___ Items ___
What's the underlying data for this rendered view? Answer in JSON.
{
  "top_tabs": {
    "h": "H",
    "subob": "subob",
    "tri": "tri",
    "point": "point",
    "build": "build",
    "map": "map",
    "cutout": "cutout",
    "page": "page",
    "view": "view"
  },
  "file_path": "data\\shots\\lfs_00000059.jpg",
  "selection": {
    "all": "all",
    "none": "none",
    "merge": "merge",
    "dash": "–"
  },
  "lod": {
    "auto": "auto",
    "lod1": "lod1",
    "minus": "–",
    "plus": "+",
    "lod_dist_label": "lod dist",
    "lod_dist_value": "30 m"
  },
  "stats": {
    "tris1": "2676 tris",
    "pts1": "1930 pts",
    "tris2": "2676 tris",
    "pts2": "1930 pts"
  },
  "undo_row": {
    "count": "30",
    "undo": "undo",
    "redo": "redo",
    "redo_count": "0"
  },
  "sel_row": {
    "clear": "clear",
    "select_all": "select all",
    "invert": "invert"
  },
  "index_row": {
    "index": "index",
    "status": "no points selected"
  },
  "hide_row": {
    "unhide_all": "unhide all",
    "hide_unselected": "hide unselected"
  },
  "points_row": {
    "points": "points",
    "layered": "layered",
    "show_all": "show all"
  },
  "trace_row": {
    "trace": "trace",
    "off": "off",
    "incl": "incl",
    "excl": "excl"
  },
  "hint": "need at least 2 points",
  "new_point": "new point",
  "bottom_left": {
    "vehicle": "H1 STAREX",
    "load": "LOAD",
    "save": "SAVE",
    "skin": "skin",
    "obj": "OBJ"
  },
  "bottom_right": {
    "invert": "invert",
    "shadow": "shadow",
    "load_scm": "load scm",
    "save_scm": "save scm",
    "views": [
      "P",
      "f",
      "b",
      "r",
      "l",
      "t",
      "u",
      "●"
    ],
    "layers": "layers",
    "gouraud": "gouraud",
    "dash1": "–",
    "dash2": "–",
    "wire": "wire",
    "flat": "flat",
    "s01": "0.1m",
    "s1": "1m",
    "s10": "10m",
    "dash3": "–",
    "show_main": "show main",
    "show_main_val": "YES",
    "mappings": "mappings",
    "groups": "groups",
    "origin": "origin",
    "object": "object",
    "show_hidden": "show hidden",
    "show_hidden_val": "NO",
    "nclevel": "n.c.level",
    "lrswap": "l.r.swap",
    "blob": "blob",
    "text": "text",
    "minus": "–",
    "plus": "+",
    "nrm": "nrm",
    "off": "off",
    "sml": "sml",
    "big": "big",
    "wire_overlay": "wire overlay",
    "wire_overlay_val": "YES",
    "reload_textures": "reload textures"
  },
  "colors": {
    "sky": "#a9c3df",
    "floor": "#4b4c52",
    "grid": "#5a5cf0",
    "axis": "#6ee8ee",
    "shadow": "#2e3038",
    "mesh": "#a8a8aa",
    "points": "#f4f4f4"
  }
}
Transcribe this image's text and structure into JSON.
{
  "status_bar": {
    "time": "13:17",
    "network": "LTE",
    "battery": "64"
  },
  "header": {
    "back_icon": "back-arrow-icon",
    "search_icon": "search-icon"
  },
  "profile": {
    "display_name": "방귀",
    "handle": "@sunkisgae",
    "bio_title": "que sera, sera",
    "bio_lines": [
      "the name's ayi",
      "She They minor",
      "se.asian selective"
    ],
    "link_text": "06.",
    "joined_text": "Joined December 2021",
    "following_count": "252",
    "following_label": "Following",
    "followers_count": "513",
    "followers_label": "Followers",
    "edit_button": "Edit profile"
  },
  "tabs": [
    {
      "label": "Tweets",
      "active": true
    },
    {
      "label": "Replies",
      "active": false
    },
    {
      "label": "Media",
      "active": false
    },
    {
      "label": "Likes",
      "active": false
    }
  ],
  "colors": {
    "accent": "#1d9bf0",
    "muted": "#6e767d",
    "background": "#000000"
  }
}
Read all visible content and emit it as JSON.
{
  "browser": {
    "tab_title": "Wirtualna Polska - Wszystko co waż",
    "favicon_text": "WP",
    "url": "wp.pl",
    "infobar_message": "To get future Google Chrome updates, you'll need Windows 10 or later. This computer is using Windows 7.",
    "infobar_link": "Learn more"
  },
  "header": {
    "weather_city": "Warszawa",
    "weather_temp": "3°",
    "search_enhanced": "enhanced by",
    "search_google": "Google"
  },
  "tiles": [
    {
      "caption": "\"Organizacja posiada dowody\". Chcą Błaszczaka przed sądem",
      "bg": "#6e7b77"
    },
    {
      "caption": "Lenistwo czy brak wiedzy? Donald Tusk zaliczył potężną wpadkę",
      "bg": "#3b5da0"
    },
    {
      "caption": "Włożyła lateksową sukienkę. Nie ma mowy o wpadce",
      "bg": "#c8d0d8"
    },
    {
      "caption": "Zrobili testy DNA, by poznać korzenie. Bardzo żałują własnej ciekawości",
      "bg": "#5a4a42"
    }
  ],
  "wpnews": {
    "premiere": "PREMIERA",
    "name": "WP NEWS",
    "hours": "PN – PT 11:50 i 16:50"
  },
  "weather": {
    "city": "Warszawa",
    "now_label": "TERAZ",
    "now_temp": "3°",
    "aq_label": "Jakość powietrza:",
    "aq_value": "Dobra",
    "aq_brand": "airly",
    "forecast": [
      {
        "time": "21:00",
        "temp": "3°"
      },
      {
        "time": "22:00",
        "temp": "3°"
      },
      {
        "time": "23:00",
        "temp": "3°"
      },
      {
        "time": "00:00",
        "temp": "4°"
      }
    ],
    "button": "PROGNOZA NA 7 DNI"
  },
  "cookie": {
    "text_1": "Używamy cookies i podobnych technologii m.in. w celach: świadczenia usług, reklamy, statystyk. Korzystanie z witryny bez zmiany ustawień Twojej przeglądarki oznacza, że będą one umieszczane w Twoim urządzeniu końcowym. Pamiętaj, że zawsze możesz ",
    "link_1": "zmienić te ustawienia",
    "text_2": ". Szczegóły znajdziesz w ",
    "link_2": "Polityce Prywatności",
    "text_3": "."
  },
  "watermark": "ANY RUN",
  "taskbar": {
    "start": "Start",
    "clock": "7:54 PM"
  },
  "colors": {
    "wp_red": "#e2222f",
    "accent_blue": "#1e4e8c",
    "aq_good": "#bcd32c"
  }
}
___
■ **Required task**
Lines holding the word "data" in the entries above are the ones to pull out. Copy them all.

■ **The answer**
What's the underlying data for this rendered view? Answer in JSON.
  "file_path": "data\\shots\\lfs_00000059.jpg",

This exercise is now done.